TASK BRIEF
Gather all lines with the word "name" in them.

INFORMATION PROVIDED
____
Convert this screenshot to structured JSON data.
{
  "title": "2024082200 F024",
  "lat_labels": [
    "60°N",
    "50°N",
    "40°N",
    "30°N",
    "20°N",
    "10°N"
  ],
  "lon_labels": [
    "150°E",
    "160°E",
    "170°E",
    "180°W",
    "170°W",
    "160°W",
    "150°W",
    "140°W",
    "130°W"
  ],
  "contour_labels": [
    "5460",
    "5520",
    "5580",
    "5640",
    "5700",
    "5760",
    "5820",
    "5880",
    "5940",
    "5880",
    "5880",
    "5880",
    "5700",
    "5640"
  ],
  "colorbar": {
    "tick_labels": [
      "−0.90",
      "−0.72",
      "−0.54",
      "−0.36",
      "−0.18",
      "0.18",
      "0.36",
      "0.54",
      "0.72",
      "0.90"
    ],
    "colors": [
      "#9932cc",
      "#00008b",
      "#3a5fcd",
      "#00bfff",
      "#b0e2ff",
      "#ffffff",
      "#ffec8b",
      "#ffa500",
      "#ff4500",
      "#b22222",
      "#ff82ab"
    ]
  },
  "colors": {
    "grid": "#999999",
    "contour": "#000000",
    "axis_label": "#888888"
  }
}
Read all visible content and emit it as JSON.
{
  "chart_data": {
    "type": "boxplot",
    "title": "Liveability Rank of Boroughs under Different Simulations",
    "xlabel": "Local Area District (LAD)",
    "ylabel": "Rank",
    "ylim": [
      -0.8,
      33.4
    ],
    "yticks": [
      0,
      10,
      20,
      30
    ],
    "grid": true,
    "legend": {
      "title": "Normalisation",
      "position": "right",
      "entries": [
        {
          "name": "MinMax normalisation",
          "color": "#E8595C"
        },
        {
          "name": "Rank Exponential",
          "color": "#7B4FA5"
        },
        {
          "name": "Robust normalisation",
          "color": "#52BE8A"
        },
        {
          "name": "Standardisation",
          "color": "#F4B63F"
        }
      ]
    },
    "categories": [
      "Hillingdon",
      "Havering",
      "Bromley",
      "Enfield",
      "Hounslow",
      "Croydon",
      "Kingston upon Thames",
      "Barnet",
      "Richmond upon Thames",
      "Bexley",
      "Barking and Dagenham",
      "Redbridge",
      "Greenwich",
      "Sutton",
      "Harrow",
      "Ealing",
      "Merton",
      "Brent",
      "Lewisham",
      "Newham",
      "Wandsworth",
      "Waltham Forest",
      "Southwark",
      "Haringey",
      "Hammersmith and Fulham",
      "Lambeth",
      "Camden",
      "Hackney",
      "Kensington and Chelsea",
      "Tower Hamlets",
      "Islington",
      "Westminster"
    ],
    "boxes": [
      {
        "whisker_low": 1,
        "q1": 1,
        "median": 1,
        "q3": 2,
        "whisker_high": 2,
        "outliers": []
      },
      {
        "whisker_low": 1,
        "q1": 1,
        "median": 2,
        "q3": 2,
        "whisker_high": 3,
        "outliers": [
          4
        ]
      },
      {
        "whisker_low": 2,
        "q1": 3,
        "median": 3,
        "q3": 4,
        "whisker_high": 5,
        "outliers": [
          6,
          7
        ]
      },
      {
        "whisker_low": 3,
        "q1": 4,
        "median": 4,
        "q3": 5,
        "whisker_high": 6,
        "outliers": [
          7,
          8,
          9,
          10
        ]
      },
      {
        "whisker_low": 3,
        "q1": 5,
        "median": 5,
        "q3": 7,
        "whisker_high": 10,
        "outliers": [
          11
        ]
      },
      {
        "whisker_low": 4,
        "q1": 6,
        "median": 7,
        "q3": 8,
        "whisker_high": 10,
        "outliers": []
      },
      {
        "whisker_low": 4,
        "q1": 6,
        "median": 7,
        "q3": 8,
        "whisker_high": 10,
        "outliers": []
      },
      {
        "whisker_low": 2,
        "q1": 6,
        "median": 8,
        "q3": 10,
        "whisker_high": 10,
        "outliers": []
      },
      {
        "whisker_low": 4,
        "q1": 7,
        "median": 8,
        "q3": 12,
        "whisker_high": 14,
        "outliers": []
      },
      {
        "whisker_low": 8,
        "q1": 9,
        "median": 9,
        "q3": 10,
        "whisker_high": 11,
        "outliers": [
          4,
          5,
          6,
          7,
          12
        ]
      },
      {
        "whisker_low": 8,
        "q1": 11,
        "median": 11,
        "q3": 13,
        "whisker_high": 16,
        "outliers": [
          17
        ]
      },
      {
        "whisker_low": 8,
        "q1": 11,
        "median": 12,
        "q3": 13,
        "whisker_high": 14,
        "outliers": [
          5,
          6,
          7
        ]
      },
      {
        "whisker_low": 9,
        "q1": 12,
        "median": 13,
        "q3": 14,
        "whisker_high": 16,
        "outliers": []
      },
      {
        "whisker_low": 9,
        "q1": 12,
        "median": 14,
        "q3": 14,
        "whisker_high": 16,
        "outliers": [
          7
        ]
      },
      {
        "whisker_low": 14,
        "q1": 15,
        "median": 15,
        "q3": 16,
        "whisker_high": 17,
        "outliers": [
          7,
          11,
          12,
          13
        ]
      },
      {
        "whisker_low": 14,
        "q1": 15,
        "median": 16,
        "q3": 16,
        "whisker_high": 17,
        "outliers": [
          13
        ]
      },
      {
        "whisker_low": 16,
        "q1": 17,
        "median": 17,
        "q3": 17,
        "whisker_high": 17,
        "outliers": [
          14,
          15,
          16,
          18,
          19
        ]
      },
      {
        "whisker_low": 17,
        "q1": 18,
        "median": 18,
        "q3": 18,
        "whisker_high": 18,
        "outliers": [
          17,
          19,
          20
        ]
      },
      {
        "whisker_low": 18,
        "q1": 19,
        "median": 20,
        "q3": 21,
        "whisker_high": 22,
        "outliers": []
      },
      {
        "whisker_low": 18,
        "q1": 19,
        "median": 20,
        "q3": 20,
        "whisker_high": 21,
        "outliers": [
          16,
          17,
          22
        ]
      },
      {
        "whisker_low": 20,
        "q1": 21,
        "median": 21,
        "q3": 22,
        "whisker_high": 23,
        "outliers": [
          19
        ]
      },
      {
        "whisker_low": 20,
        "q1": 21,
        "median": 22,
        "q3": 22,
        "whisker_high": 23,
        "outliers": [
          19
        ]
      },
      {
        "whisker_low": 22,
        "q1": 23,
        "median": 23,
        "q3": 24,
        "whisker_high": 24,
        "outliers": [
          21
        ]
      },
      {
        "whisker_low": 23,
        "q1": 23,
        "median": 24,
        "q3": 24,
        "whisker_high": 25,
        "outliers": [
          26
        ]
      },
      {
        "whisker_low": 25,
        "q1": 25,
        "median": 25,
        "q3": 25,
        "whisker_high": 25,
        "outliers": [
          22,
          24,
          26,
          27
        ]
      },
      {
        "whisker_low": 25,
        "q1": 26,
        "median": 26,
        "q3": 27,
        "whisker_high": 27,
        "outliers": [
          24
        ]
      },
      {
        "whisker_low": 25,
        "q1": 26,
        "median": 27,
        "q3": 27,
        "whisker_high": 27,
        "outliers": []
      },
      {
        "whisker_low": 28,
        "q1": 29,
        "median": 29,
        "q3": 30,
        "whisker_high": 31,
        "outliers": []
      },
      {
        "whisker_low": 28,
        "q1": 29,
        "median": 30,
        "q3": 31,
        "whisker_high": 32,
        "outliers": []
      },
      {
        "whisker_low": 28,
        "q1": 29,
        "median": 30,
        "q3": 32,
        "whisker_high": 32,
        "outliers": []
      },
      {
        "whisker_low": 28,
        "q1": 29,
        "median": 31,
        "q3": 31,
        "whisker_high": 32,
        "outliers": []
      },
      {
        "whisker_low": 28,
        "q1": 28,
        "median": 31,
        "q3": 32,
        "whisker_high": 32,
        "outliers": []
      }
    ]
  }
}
____
SOLUTION TO THE EXERCISE
          "name": "MinMax normalisation",
          "name": "Rank Exponential",
          "name": "Robust normalisation",
          "name": "Standardisation",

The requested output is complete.